Stored data entries
§ §

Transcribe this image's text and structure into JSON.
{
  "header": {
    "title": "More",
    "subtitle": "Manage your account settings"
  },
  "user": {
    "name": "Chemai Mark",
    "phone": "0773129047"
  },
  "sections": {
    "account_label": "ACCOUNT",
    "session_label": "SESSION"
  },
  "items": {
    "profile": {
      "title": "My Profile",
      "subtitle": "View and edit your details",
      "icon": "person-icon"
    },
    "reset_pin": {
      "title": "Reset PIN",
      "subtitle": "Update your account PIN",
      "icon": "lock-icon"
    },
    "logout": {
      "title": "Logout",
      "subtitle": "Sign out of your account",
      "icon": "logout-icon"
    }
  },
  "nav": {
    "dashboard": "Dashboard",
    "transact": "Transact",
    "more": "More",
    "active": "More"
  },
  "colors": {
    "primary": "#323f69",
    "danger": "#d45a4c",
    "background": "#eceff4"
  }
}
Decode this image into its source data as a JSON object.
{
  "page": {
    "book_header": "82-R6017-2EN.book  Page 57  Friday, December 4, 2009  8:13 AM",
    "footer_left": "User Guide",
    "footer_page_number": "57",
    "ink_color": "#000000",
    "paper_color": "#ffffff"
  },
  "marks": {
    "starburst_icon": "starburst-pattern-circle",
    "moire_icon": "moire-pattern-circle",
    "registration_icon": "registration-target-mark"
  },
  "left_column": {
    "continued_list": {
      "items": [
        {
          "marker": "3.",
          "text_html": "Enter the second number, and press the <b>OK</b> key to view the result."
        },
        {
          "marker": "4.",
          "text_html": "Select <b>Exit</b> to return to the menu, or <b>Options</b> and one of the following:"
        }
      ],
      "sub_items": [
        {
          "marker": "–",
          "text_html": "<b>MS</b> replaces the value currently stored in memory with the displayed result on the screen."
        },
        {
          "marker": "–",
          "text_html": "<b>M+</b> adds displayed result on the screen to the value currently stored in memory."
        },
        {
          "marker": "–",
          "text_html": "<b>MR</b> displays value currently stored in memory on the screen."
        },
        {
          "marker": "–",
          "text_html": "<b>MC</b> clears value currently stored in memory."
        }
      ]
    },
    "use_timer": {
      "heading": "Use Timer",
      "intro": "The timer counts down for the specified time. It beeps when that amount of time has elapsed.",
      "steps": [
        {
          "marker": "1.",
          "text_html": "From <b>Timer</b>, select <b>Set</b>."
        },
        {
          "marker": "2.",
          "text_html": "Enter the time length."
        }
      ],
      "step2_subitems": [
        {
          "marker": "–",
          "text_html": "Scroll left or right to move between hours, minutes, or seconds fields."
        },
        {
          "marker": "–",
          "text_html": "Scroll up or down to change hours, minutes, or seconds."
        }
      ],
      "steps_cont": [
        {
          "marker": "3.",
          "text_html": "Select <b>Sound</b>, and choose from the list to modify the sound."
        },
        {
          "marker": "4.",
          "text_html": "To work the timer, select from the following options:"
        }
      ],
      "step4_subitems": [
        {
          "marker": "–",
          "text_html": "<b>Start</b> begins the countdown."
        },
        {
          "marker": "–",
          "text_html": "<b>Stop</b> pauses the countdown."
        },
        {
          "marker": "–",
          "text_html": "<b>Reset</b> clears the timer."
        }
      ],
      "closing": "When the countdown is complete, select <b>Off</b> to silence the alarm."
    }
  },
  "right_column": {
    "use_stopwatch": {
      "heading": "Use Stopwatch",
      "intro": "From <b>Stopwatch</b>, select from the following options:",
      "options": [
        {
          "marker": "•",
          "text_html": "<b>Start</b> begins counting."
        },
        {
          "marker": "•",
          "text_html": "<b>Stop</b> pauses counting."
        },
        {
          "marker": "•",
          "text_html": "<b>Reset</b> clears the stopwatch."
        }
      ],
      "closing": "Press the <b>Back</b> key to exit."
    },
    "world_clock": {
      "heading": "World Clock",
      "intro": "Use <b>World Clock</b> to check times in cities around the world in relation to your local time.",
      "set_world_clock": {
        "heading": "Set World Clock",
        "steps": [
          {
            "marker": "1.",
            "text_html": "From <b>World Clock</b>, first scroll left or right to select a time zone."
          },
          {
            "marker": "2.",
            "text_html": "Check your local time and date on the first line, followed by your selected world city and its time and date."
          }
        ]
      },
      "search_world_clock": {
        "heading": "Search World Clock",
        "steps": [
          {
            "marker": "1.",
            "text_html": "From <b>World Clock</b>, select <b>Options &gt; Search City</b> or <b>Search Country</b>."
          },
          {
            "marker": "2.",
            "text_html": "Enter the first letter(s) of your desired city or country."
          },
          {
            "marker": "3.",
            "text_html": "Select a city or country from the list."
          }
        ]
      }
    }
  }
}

§ §

- **WHAT THIS TASK INVOLVES**:
Write out the whole listing again, exactly as it stands.

- **TASK ANSWER**:
Transcribe this image's text and structure into JSON.
{
  "header": {
    "title": "More",
    "subtitle": "Manage your account settings"
  },
  "user": {
    "name": "Chemai Mark",
    "phone": "0773129047"
  },
  "sections": {
    "account_label": "ACCOUNT",
    "session_label": "SESSION"
  },
  "items": {
    "profile": {
      "title": "My Profile",
      "subtitle": "View and edit your details",
      "icon": "person-icon"
    },
    "reset_pin": {
      "title": "Reset PIN",
      "subtitle": "Update your account PIN",
      "icon": "lock-icon"
    },
    "logout": {
      "title": "Logout",
      "subtitle": "Sign out of your account",
      "icon": "logout-icon"
    }
  },
  "nav": {
    "dashboard": "Dashboard",
    "transact": "Transact",
    "more": "More",
    "active": "More"
  },
  "colors": {
    "primary": "#323f69",
    "danger": "#d45a4c",
    "background": "#eceff4"
  }
}
Decode this image into its source data as a JSON object.
{
  "page": {
    "book_header": "82-R6017-2EN.book  Page 57  Friday, December 4, 2009  8:13 AM",
    "footer_left": "User Guide",
    "footer_page_number": "57",
    "ink_color": "#000000",
    "paper_color": "#ffffff"
  },
  "marks": {
    "starburst_icon": "starburst-pattern-circle",
    "moire_icon": "moire-pattern-circle",
    "registration_icon": "registration-target-mark"
  },
  "left_column": {
    "continued_list": {
      "items": [
        {
          "marker": "3.",
          "text_html": "Enter the second number, and press the <b>OK</b> key to view the result."
        },
        {
          "marker": "4.",
          "text_html": "Select <b>Exit</b> to return to the menu, or <b>Options</b> and one of the following:"
        }
      ],
      "sub_items": [
        {
          "marker": "–",
          "text_html": "<b>MS</b> replaces the value currently stored in memory with the displayed result on the screen."
        },
        {
          "marker": "–",
          "text_html": "<b>M+</b> adds displayed result on the screen to the value currently stored in memory."
        },
        {
          "marker": "–",
          "text_html": "<b>MR</b> displays value currently stored in memory on the screen."
        },
        {
          "marker": "–",
          "text_html": "<b>MC</b> clears value currently stored in memory."
        }
      ]
    },
    "use_timer": {
      "heading": "Use Timer",
      "intro": "The timer counts down for the specified time. It beeps when that amount of time has elapsed.",
      "steps": [
        {
          "marker": "1.",
          "text_html": "From <b>Timer</b>, select <b>Set</b>."
        },
        {
          "marker": "2.",
          "text_html": "Enter the time length."
        }
      ],
      "step2_subitems": [
        {
          "marker": "–",
          "text_html": "Scroll left or right to move between hours, minutes, or seconds fields."
        },
        {
          "marker": "–",
          "text_html": "Scroll up or down to change hours, minutes, or seconds."
        }
      ],
      "steps_cont": [
        {
          "marker": "3.",
          "text_html": "Select <b>Sound</b>, and choose from the list to modify the sound."
        },
        {
          "marker": "4.",
          "text_html": "To work the timer, select from the following options:"
        }
      ],
      "step4_subitems": [
        {
          "marker": "–",
          "text_html": "<b>Start</b> begins the countdown."
        },
        {
          "marker": "–",
          "text_html": "<b>Stop</b> pauses the countdown."
        },
        {
          "marker": "–",
          "text_html": "<b>Reset</b> clears the timer."
        }
      ],
      "closing": "When the countdown is complete, select <b>Off</b> to silence the alarm."
    }
  },
  "right_column": {
    "use_stopwatch": {
      "heading": "Use Stopwatch",
      "intro": "From <b>Stopwatch</b>, select from the following options:",
      "options": [
        {
          "marker": "•",
          "text_html": "<b>Start</b> begins counting."
        },
        {
          "marker": "•",
          "text_html": "<b>Stop</b> pauses counting."
        },
        {
          "marker": "•",
          "text_html": "<b>Reset</b> clears the stopwatch."
        }
      ],
      "closing": "Press the <b>Back</b> key to exit."
    },
    "world_clock": {
      "heading": "World Clock",
      "intro": "Use <b>World Clock</b> to check times in cities around the world in relation to your local time.",
      "set_world_clock": {
        "heading": "Set World Clock",
        "steps": [
          {
            "marker": "1.",
            "text_html": "From <b>World Clock</b>, first scroll left or right to select a time zone."
          },
          {
            "marker": "2.",
            "text_html": "Check your local time and date on the first line, followed by your selected world city and its time and date."
          }
        ]
      },
      "search_world_clock": {
        "heading": "Search World Clock",
        "steps": [
          {
            "marker": "1.",
            "text_html": "From <b>World Clock</b>, select <b>Options &gt; Search City</b> or <b>Search Country</b>."
          },
          {
            "marker": "2.",
            "text_html": "Enter the first letter(s) of your desired city or country."
          },
          {
            "marker": "3.",
            "text_html": "Select a city or country from the list."
          }
        ]
      }
    }
  }
}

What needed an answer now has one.